What to produce »
Restate the entire listing word for word.

Data for this exercise »
===

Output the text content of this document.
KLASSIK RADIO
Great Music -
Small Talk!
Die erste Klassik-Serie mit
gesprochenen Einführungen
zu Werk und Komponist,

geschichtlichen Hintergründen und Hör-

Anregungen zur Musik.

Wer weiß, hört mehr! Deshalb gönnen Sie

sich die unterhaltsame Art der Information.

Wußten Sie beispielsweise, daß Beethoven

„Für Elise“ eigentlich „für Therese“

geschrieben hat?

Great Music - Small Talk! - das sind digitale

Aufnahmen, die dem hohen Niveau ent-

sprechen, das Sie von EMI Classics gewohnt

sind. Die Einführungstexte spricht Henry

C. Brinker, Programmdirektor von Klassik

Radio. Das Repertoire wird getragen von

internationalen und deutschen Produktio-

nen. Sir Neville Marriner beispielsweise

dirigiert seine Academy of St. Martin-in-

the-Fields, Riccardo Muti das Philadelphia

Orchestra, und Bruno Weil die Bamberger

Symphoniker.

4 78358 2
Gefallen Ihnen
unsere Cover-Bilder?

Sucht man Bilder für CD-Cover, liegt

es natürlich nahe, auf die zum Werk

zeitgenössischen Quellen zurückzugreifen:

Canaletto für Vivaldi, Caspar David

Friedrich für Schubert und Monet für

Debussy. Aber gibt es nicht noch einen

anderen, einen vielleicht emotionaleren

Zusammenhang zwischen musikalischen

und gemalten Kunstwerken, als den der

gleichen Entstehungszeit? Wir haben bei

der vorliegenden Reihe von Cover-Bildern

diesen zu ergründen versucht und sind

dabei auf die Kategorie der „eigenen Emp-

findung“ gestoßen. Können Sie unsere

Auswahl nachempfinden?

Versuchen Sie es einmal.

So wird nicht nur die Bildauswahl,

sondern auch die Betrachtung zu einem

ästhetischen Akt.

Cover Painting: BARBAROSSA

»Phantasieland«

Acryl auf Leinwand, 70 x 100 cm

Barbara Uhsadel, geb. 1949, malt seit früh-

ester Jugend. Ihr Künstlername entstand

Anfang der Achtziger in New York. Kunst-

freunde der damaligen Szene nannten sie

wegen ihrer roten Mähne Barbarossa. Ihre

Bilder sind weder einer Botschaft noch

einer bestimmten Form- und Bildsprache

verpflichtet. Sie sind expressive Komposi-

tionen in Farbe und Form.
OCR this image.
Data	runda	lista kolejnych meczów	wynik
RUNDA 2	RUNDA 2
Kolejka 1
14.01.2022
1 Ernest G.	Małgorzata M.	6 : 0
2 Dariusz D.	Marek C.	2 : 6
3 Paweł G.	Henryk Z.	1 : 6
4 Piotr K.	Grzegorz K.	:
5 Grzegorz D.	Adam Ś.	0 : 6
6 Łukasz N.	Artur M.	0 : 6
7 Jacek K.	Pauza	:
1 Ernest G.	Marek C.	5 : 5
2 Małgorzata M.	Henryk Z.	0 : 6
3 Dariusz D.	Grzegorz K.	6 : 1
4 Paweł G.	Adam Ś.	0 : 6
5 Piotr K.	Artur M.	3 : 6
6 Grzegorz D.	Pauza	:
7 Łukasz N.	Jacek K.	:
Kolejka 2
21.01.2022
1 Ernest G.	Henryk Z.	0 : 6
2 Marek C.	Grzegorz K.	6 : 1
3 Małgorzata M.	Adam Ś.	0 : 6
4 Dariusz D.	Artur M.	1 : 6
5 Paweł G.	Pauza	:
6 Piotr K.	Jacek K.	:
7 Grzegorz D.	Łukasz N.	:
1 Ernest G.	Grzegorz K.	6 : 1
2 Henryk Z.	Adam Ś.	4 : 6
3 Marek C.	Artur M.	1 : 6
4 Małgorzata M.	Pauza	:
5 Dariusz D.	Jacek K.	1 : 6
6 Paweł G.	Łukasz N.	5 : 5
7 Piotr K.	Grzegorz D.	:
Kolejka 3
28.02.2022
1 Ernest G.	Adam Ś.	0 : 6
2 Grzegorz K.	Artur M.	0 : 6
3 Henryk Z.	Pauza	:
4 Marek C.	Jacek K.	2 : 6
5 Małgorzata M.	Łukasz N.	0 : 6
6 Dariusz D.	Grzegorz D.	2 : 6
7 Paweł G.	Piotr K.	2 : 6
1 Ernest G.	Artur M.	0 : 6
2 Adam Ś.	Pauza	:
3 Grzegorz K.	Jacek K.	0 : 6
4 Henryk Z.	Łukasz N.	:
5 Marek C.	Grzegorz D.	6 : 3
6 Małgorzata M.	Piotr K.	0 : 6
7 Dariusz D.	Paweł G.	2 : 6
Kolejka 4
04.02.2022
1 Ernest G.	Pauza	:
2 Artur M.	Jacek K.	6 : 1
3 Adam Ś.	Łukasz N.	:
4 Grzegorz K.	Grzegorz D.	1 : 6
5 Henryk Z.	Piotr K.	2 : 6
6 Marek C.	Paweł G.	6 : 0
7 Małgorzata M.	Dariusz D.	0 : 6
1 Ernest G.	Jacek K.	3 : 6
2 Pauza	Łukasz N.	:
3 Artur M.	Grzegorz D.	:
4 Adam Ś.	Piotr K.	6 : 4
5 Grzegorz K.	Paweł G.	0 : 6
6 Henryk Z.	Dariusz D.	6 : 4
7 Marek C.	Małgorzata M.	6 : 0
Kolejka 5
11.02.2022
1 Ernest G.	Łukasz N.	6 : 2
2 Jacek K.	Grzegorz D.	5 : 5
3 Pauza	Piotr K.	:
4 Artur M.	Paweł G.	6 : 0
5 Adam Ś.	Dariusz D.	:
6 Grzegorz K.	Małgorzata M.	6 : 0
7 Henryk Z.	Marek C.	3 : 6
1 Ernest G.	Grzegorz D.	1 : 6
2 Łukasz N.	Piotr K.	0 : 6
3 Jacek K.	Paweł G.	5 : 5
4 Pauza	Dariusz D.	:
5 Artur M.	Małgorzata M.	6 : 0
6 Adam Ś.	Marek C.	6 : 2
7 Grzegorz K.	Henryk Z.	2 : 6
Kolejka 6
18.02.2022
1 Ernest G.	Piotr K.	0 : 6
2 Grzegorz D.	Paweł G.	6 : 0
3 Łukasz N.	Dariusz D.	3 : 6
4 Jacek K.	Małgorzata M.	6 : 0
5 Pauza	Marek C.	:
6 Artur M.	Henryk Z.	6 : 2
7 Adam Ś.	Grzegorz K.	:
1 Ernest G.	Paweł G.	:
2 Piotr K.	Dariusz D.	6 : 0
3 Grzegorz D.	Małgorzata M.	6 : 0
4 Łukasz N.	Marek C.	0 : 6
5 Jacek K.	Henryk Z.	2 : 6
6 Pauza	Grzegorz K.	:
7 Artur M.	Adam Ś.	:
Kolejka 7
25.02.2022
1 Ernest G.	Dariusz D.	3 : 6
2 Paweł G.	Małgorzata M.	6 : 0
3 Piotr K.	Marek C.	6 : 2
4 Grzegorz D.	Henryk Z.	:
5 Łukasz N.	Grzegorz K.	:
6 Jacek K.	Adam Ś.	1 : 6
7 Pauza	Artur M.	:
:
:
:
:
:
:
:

===

Result of the task »
Output the text content of this document.
KLASSIK RADIO
Great Music -
Small Talk!
Die erste Klassik-Serie mit
gesprochenen Einführungen
zu Werk und Komponist,

geschichtlichen Hintergründen und Hör-

Anregungen zur Musik.

Wer weiß, hört mehr! Deshalb gönnen Sie

sich die unterhaltsame Art der Information.

Wußten Sie beispielsweise, daß Beethoven

„Für Elise“ eigentlich „für Therese“

geschrieben hat?

Great Music - Small Talk! - das sind digitale

Aufnahmen, die dem hohen Niveau ent-

sprechen, das Sie von EMI Classics gewohnt

sind. Die Einführungstexte spricht Henry

C. Brinker, Programmdirektor von Klassik

Radio. Das Repertoire wird getragen von

internationalen und deutschen Produktio-

nen. Sir Neville Marriner beispielsweise

dirigiert seine Academy of St. Martin-in-

the-Fields, Riccardo Muti das Philadelphia

Orchestra, und Bruno Weil die Bamberger

Symphoniker.

4 78358 2
Gefallen Ihnen
unsere Cover-Bilder?

Sucht man Bilder für CD-Cover, liegt

es natürlich nahe, auf die zum Werk

zeitgenössischen Quellen zurückzugreifen:

Canaletto für Vivaldi, Caspar David

Friedrich für Schubert und Monet für

Debussy. Aber gibt es nicht noch einen

anderen, einen vielleicht emotionaleren

Zusammenhang zwischen musikalischen

und gemalten Kunstwerken, als den der

gleichen Entstehungszeit? Wir haben bei

der vorliegenden Reihe von Cover-Bildern

diesen zu ergründen versucht und sind

dabei auf die Kategorie der „eigenen Emp-

findung“ gestoßen. Können Sie unsere

Auswahl nachempfinden?

Versuchen Sie es einmal.

So wird nicht nur die Bildauswahl,

sondern auch die Betrachtung zu einem

ästhetischen Akt.

Cover Painting: BARBAROSSA

»Phantasieland«

Acryl auf Leinwand, 70 x 100 cm

Barbara Uhsadel, geb. 1949, malt seit früh-

ester Jugend. Ihr Künstlername entstand

Anfang der Achtziger in New York. Kunst-

freunde der damaligen Szene nannten sie

wegen ihrer roten Mähne Barbarossa. Ihre

Bilder sind weder einer Botschaft noch

einer bestimmten Form- und Bildsprache

verpflichtet. Sie sind expressive Komposi-

tionen in Farbe und Form.
OCR this image.
Data	runda	lista kolejnych meczów	wynik
RUNDA 2	RUNDA 2
Kolejka 1
14.01.2022
1 Ernest G.	Małgorzata M.	6 : 0
2 Dariusz D.	Marek C.	2 : 6
3 Paweł G.	Henryk Z.	1 : 6
4 Piotr K.	Grzegorz K.	:
5 Grzegorz D.	Adam Ś.	0 : 6
6 Łukasz N.	Artur M.	0 : 6
7 Jacek K.	Pauza	:
1 Ernest G.	Marek C.	5 : 5
2 Małgorzata M.	Henryk Z.	0 : 6
3 Dariusz D.	Grzegorz K.	6 : 1
4 Paweł G.	Adam Ś.	0 : 6
5 Piotr K.	Artur M.	3 : 6
6 Grzegorz D.	Pauza	:
7 Łukasz N.	Jacek K.	:
Kolejka 2
21.01.2022
1 Ernest G.	Henryk Z.	0 : 6
2 Marek C.	Grzegorz K.	6 : 1
3 Małgorzata M.	Adam Ś.	0 : 6
4 Dariusz D.	Artur M.	1 : 6
5 Paweł G.	Pauza	:
6 Piotr K.	Jacek K.	:
7 Grzegorz D.	Łukasz N.	:
1 Ernest G.	Grzegorz K.	6 : 1
2 Henryk Z.	Adam Ś.	4 : 6
3 Marek C.	Artur M.	1 : 6
4 Małgorzata M.	Pauza	:
5 Dariusz D.	Jacek K.	1 : 6
6 Paweł G.	Łukasz N.	5 : 5
7 Piotr K.	Grzegorz D.	:
Kolejka 3
28.02.2022
1 Ernest G.	Adam Ś.	0 : 6
2 Grzegorz K.	Artur M.	0 : 6
3 Henryk Z.	Pauza	:
4 Marek C.	Jacek K.	2 : 6
5 Małgorzata M.	Łukasz N.	0 : 6
6 Dariusz D.	Grzegorz D.	2 : 6
7 Paweł G.	Piotr K.	2 : 6
1 Ernest G.	Artur M.	0 : 6
2 Adam Ś.	Pauza	:
3 Grzegorz K.	Jacek K.	0 : 6
4 Henryk Z.	Łukasz N.	:
5 Marek C.	Grzegorz D.	6 : 3
6 Małgorzata M.	Piotr K.	0 : 6
7 Dariusz D.	Paweł G.	2 : 6
Kolejka 4
04.02.2022
1 Ernest G.	Pauza	:
2 Artur M.	Jacek K.	6 : 1
3 Adam Ś.	Łukasz N.	:
4 Grzegorz K.	Grzegorz D.	1 : 6
5 Henryk Z.	Piotr K.	2 : 6
6 Marek C.	Paweł G.	6 : 0
7 Małgorzata M.	Dariusz D.	0 : 6
1 Ernest G.	Jacek K.	3 : 6
2 Pauza	Łukasz N.	:
3 Artur M.	Grzegorz D.	:
4 Adam Ś.	Piotr K.	6 : 4
5 Grzegorz K.	Paweł G.	0 : 6
6 Henryk Z.	Dariusz D.	6 : 4
7 Marek C.	Małgorzata M.	6 : 0
Kolejka 5
11.02.2022
1 Ernest G.	Łukasz N.	6 : 2
2 Jacek K.	Grzegorz D.	5 : 5
3 Pauza	Piotr K.	:
4 Artur M.	Paweł G.	6 : 0
5 Adam Ś.	Dariusz D.	:
6 Grzegorz K.	Małgorzata M.	6 : 0
7 Henryk Z.	Marek C.	3 : 6
1 Ernest G.	Grzegorz D.	1 : 6
2 Łukasz N.	Piotr K.	0 : 6
3 Jacek K.	Paweł G.	5 : 5
4 Pauza	Dariusz D.	:
5 Artur M.	Małgorzata M.	6 : 0
6 Adam Ś.	Marek C.	6 : 2
7 Grzegorz K.	Henryk Z.	2 : 6
Kolejka 6
18.02.2022
1 Ernest G.	Piotr K.	0 : 6
2 Grzegorz D.	Paweł G.	6 : 0
3 Łukasz N.	Dariusz D.	3 : 6
4 Jacek K.	Małgorzata M.	6 : 0
5 Pauza	Marek C.	:
6 Artur M.	Henryk Z.	6 : 2
7 Adam Ś.	Grzegorz K.	:
1 Ernest G.	Paweł G.	:
2 Piotr K.	Dariusz D.	6 : 0
3 Grzegorz D.	Małgorzata M.	6 : 0
4 Łukasz N.	Marek C.	0 : 6
5 Jacek K.	Henryk Z.	2 : 6
6 Pauza	Grzegorz K.	:
7 Artur M.	Adam Ś.	:
Kolejka 7
25.02.2022
1 Ernest G.	Dariusz D.	3 : 6
2 Paweł G.	Małgorzata M.	6 : 0
3 Piotr K.	Marek C.	6 : 2
4 Grzegorz D.	Henryk Z.	:
5 Łukasz N.	Grzegorz K.	:
6 Jacek K.	Adam Ś.	1 : 6
7 Pauza	Artur M.	:
:
:
:
:
:
:
:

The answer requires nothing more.